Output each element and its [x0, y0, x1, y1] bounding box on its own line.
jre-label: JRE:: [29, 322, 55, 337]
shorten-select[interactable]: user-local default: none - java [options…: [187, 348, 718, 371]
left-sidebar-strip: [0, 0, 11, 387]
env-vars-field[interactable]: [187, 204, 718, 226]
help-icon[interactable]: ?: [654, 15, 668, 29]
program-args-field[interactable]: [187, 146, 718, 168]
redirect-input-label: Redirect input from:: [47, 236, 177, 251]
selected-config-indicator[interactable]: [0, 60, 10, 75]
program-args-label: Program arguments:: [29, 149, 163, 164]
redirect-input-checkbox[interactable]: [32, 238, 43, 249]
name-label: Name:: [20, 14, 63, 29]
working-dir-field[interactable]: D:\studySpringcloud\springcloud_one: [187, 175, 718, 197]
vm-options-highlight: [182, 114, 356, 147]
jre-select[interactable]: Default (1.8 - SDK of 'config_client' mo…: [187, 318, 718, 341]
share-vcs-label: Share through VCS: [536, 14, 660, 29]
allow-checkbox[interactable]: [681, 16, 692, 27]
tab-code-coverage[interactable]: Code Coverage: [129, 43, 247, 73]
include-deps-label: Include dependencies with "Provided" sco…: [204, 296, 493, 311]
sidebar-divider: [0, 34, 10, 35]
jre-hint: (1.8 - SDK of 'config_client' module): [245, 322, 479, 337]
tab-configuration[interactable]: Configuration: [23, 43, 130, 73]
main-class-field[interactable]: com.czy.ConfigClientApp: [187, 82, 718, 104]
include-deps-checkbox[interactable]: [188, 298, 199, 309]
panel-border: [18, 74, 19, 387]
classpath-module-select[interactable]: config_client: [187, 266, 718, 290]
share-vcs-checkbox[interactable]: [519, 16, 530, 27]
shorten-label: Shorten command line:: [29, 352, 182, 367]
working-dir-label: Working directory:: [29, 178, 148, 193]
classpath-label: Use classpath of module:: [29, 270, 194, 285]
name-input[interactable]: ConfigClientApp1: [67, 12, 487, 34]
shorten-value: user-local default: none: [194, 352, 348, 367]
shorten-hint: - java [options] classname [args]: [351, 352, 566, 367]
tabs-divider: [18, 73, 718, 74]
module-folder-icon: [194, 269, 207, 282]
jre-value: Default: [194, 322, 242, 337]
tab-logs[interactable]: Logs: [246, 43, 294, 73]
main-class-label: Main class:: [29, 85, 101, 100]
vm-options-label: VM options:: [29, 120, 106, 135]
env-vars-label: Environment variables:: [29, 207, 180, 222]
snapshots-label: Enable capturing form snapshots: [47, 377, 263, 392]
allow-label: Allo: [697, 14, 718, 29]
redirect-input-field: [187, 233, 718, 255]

========================================================================

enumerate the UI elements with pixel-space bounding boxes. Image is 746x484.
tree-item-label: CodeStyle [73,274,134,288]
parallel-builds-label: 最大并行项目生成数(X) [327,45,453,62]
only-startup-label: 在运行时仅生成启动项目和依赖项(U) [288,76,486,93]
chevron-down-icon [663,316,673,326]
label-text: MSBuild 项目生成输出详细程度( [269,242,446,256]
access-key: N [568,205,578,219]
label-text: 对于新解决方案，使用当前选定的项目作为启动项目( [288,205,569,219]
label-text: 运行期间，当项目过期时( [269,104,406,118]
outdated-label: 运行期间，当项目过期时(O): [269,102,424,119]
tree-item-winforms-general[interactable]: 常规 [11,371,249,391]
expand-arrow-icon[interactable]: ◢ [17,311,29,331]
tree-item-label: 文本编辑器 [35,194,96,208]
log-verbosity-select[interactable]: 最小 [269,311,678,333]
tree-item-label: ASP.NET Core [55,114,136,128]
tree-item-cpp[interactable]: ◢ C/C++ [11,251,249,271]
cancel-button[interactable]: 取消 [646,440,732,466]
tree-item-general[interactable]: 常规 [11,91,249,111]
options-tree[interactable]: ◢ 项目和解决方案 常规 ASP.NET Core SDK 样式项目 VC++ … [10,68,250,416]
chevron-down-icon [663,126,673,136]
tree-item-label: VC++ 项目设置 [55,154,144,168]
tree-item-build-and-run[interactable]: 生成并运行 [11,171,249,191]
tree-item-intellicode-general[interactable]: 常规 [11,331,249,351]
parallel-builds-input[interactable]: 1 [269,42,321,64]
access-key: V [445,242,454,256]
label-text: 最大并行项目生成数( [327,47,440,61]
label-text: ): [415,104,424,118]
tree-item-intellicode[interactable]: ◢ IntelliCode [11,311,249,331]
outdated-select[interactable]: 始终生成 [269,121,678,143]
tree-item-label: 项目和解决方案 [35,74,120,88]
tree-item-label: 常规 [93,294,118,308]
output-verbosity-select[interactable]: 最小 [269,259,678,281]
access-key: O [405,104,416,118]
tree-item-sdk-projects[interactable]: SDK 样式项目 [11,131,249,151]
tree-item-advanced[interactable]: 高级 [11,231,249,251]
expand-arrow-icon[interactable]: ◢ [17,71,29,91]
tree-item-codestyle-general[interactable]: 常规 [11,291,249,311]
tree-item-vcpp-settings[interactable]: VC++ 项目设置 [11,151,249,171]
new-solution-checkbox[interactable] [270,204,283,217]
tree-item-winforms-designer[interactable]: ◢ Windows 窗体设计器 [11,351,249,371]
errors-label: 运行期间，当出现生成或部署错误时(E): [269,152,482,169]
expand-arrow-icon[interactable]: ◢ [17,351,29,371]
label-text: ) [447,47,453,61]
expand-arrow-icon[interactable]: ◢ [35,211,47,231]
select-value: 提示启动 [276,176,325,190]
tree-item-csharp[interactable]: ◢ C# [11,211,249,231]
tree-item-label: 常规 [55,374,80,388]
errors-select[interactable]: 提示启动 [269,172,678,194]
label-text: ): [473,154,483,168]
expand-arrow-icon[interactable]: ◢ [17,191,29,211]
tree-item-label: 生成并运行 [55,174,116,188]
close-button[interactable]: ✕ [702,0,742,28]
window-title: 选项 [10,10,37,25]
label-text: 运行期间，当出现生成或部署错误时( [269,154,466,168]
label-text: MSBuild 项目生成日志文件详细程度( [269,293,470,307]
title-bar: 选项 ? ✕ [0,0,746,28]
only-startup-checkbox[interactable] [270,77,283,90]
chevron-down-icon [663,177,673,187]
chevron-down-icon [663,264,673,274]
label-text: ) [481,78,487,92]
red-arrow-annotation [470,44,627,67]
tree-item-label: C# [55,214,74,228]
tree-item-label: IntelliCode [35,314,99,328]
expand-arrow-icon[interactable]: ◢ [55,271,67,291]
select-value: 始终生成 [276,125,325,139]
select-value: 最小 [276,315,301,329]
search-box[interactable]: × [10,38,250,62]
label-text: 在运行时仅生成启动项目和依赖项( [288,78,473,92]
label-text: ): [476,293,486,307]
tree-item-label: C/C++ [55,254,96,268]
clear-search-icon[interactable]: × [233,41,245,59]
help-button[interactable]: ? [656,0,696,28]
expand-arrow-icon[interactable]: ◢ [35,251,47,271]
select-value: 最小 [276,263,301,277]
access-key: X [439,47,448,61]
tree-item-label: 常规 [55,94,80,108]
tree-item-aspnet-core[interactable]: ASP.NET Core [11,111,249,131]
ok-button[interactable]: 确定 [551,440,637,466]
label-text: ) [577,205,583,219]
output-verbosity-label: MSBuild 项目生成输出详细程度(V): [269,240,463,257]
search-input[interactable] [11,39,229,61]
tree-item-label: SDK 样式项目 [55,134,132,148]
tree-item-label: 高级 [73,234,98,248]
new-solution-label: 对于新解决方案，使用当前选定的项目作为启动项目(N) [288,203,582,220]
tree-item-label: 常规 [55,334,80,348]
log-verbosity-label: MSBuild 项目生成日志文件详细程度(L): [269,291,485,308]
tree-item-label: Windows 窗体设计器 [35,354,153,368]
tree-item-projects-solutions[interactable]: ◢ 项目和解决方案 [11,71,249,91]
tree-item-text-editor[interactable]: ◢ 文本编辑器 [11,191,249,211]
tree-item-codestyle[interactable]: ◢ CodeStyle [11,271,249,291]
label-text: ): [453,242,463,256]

========================================================================

» Short problem:
Extract and copy, with no changes, the lines from the line with "Output each element" to the line with "shorten-value: user-local default: none: [194, 352, 348, 367]", including both of those lines.

» Reply:
Output each element and its [x0, y0, x1, y1] bounding box on its own line.
jre-label: JRE:: [29, 322, 55, 337]
shorten-select[interactable]: user-local default: none - java [options…: [187, 348, 718, 371]
left-sidebar-strip: [0, 0, 11, 387]
env-vars-field[interactable]: [187, 204, 718, 226]
help-icon[interactable]: ?: [654, 15, 668, 29]
program-args-field[interactable]: [187, 146, 718, 168]
redirect-input-label: Redirect input from:: [47, 236, 177, 251]
selected-config-indicator[interactable]: [0, 60, 10, 75]
program-args-label: Program arguments:: [29, 149, 163, 164]
redirect-input-checkbox[interactable]: [32, 238, 43, 249]
name-label: Name:: [20, 14, 63, 29]
working-dir-field[interactable]: D:\studySpringcloud\springcloud_one: [187, 175, 718, 197]
vm-options-highlight: [182, 114, 356, 147]
jre-select[interactable]: Default (1.8 - SDK of 'config_client' mo…: [187, 318, 718, 341]
share-vcs-label: Share through VCS: [536, 14, 660, 29]
allow-checkbox[interactable]: [681, 16, 692, 27]
tab-code-coverage[interactable]: Code Coverage: [129, 43, 247, 73]
include-deps-label: Include dependencies with "Provided" sco…: [204, 296, 493, 311]
sidebar-divider: [0, 34, 10, 35]
jre-hint: (1.8 - SDK of 'config_client' module): [245, 322, 479, 337]
tab-configuration[interactable]: Configuration: [23, 43, 130, 73]
main-class-field[interactable]: com.czy.ConfigClientApp: [187, 82, 718, 104]
include-deps-checkbox[interactable]: [188, 298, 199, 309]
panel-border: [18, 74, 19, 387]
classpath-module-select[interactable]: config_client: [187, 266, 718, 290]
share-vcs-checkbox[interactable]: [519, 16, 530, 27]
shorten-label: Shorten command line:: [29, 352, 182, 367]
working-dir-label: Working directory:: [29, 178, 148, 193]
classpath-label: Use classpath of module:: [29, 270, 194, 285]
name-input[interactable]: ConfigClientApp1: [67, 12, 487, 34]
shorten-value: user-local default: none: [194, 352, 348, 367]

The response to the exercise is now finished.